> _REQUIREMENTS_
Find each line holding "Average" and copy it out.

> _DATA ROWS_
========================
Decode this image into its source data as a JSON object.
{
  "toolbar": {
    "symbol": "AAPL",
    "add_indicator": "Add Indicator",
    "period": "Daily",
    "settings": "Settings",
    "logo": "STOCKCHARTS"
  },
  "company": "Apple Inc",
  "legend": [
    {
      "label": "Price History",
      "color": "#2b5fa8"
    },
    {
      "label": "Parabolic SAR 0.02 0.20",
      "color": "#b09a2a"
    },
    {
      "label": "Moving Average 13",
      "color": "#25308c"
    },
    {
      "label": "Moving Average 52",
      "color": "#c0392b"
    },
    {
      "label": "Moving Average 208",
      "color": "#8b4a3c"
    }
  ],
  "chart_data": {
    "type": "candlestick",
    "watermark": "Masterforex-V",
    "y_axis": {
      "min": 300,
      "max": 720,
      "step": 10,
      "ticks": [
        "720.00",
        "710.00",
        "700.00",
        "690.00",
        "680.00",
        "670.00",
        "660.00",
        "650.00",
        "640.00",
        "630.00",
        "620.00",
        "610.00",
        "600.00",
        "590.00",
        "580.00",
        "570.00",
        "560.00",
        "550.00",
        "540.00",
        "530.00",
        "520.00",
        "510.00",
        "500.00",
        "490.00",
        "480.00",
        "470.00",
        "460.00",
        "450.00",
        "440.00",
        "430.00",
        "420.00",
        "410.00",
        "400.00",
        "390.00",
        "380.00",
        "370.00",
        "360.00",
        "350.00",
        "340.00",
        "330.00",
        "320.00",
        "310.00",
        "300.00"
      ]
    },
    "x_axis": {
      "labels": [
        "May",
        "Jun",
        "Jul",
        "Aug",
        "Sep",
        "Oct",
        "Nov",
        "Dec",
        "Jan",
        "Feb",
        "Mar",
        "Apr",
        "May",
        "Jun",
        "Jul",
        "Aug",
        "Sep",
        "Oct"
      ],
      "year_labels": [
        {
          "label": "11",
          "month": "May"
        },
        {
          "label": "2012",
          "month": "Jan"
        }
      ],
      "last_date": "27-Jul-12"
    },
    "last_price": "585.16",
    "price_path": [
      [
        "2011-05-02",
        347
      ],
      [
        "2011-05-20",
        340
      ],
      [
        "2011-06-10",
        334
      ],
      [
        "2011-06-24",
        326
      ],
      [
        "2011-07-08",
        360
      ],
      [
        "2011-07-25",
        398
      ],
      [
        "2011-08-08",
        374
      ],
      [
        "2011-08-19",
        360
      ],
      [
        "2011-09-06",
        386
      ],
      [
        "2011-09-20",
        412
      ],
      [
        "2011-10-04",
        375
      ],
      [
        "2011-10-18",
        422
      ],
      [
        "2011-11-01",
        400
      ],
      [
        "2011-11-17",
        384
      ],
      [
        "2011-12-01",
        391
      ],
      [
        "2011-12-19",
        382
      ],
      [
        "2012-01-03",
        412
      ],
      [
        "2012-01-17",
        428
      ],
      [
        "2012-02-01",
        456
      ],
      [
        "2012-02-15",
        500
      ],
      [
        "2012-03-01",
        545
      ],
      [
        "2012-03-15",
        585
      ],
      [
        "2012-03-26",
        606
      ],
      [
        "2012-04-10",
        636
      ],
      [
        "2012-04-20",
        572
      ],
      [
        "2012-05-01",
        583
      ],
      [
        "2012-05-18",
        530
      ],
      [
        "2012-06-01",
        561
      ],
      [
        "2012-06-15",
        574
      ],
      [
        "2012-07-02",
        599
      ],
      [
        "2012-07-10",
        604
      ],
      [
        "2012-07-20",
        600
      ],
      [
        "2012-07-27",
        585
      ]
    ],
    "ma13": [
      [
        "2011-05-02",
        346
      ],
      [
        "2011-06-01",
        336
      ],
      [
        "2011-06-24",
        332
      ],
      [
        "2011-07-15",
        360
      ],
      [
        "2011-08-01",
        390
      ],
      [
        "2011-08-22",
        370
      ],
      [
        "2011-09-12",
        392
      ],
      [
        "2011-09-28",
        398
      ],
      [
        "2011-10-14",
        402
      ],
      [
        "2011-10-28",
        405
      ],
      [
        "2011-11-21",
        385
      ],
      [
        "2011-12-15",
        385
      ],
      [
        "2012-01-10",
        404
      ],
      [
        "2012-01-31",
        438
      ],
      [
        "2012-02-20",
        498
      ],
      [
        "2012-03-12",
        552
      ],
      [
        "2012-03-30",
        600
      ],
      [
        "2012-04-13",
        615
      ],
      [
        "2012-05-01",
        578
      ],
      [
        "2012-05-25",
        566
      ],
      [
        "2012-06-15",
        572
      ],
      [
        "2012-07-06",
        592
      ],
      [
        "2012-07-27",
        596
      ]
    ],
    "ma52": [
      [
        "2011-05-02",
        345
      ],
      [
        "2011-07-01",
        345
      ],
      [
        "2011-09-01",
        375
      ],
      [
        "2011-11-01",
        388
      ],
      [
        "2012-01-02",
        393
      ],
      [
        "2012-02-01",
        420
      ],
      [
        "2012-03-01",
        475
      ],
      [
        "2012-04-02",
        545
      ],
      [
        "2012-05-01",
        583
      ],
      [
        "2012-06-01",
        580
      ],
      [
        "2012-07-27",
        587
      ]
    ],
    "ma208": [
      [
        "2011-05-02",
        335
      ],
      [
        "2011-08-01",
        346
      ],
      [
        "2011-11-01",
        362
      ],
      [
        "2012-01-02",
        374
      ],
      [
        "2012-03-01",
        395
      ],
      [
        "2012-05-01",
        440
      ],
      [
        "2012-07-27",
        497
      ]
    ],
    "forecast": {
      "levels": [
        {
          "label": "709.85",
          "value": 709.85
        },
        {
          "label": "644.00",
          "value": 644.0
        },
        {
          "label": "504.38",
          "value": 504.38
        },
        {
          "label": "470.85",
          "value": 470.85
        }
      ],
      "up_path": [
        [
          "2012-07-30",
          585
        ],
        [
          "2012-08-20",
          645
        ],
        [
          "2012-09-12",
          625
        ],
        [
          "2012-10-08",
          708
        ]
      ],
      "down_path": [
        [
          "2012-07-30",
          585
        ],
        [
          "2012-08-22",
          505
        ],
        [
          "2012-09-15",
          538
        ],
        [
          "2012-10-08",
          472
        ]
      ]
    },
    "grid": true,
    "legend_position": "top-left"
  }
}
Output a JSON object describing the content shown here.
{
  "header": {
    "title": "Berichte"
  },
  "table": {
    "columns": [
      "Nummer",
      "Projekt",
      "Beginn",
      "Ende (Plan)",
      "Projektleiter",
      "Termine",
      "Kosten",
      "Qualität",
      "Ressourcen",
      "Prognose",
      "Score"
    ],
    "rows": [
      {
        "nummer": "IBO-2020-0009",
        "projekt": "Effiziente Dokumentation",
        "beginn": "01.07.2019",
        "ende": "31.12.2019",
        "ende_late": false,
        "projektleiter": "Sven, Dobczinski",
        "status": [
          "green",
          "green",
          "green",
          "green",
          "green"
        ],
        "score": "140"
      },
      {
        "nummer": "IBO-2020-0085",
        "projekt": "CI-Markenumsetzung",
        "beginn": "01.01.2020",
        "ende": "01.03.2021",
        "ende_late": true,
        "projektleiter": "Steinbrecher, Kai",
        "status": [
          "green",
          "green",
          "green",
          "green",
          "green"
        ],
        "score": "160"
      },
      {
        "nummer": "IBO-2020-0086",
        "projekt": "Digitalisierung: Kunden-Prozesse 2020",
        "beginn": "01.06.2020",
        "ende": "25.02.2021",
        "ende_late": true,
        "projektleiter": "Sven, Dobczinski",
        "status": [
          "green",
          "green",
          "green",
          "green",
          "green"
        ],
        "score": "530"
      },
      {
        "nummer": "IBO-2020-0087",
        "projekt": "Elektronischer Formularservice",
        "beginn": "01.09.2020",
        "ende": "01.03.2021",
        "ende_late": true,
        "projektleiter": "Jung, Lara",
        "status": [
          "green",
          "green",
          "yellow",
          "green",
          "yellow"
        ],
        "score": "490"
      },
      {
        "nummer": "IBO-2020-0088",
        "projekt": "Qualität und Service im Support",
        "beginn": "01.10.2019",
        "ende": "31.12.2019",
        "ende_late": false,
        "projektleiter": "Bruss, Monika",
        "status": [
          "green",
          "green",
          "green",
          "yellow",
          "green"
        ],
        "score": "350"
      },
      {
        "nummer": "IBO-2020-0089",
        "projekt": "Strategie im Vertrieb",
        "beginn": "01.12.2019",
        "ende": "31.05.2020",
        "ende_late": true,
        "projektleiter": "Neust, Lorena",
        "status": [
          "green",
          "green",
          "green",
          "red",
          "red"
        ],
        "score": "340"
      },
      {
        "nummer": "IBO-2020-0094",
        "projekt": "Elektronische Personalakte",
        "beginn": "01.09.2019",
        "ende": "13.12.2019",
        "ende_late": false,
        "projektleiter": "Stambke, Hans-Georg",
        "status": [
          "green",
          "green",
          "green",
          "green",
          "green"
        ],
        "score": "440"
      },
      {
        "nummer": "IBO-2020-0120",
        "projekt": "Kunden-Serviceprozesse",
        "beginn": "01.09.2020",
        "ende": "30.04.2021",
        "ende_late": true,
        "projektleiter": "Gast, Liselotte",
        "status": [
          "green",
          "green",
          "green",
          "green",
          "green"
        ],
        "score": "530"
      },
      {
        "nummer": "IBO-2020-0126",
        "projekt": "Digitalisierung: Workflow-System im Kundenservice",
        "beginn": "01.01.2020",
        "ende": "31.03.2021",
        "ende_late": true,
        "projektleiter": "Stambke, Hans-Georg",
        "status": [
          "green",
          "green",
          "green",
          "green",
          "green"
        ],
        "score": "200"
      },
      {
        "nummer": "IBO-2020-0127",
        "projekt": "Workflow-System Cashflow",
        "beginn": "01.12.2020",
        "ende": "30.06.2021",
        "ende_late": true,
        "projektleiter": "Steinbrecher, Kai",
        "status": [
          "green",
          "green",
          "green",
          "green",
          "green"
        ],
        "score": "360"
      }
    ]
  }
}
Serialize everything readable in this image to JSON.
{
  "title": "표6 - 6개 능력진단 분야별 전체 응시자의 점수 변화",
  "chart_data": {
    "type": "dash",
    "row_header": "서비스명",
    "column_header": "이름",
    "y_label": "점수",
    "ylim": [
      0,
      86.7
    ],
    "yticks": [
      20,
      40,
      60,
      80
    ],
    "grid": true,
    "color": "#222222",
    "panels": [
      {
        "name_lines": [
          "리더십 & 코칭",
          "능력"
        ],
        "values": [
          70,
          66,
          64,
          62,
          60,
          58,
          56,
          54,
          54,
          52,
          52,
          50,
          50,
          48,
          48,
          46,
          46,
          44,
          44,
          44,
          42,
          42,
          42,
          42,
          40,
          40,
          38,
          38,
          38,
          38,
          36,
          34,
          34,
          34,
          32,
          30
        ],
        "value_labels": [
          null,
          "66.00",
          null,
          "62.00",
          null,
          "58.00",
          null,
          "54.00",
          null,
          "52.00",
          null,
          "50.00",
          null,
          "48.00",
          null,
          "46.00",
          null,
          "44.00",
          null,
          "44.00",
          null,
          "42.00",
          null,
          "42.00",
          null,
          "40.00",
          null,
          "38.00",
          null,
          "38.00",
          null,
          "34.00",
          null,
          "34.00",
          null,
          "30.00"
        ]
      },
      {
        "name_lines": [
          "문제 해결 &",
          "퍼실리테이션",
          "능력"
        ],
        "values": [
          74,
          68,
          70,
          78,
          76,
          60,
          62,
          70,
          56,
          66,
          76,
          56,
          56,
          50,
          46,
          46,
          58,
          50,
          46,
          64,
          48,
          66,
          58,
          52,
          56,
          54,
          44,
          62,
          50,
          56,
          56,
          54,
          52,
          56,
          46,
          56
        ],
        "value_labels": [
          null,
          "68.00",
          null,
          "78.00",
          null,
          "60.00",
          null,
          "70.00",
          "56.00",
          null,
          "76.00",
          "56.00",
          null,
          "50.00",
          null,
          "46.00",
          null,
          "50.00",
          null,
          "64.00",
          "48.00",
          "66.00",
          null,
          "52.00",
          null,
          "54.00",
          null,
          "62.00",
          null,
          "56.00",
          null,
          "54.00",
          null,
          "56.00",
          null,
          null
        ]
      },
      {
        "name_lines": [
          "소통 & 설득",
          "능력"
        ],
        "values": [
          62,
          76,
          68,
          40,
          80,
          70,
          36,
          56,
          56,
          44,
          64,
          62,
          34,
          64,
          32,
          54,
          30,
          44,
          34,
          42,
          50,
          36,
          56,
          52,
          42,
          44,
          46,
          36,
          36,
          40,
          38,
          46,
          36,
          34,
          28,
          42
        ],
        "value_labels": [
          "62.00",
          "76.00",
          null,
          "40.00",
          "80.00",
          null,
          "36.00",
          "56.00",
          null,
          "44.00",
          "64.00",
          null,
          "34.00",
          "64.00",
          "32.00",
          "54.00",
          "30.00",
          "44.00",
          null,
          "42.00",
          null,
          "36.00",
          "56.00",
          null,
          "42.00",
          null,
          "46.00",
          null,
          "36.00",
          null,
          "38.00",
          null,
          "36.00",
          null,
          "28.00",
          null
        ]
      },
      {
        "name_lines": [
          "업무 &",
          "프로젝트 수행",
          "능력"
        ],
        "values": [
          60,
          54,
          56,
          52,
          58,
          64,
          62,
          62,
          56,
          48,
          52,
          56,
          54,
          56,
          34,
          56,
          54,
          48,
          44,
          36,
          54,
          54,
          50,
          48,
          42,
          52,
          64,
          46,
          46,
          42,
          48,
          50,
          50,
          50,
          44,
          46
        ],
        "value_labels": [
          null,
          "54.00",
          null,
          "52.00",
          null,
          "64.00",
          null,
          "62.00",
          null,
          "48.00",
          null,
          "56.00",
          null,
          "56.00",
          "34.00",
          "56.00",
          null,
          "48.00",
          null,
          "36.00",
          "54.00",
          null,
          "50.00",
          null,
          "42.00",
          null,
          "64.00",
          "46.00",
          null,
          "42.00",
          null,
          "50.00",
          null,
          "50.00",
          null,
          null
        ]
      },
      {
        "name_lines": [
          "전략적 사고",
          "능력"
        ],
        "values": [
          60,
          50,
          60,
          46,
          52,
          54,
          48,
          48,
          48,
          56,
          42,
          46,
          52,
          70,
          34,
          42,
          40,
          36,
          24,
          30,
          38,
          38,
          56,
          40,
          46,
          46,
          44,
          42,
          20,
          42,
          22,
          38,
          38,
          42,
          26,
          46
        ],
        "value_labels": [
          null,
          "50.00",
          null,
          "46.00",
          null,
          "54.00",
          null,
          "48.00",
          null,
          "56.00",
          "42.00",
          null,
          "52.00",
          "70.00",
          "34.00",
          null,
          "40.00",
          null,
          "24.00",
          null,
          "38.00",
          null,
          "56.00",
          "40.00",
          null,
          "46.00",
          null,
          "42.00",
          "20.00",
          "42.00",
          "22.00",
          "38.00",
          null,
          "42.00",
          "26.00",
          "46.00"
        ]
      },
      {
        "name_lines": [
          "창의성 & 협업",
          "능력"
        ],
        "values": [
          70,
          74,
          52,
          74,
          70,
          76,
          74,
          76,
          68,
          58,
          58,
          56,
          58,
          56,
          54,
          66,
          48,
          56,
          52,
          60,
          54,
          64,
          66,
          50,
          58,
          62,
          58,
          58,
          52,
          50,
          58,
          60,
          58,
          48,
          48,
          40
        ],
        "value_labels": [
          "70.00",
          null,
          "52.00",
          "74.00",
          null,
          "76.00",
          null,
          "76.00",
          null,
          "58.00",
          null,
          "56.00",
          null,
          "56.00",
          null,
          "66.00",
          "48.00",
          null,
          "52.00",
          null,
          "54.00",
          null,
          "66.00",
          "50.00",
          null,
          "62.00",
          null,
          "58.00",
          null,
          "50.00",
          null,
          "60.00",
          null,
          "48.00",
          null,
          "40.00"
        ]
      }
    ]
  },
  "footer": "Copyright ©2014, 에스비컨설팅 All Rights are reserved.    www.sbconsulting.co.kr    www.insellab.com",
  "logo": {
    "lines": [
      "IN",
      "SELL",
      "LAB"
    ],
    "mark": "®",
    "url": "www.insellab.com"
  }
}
========================
> _ANSWER IN FULL_
      "label": "Moving Average 13",
      "label": "Moving Average 52",
      "label": "Moving Average 208",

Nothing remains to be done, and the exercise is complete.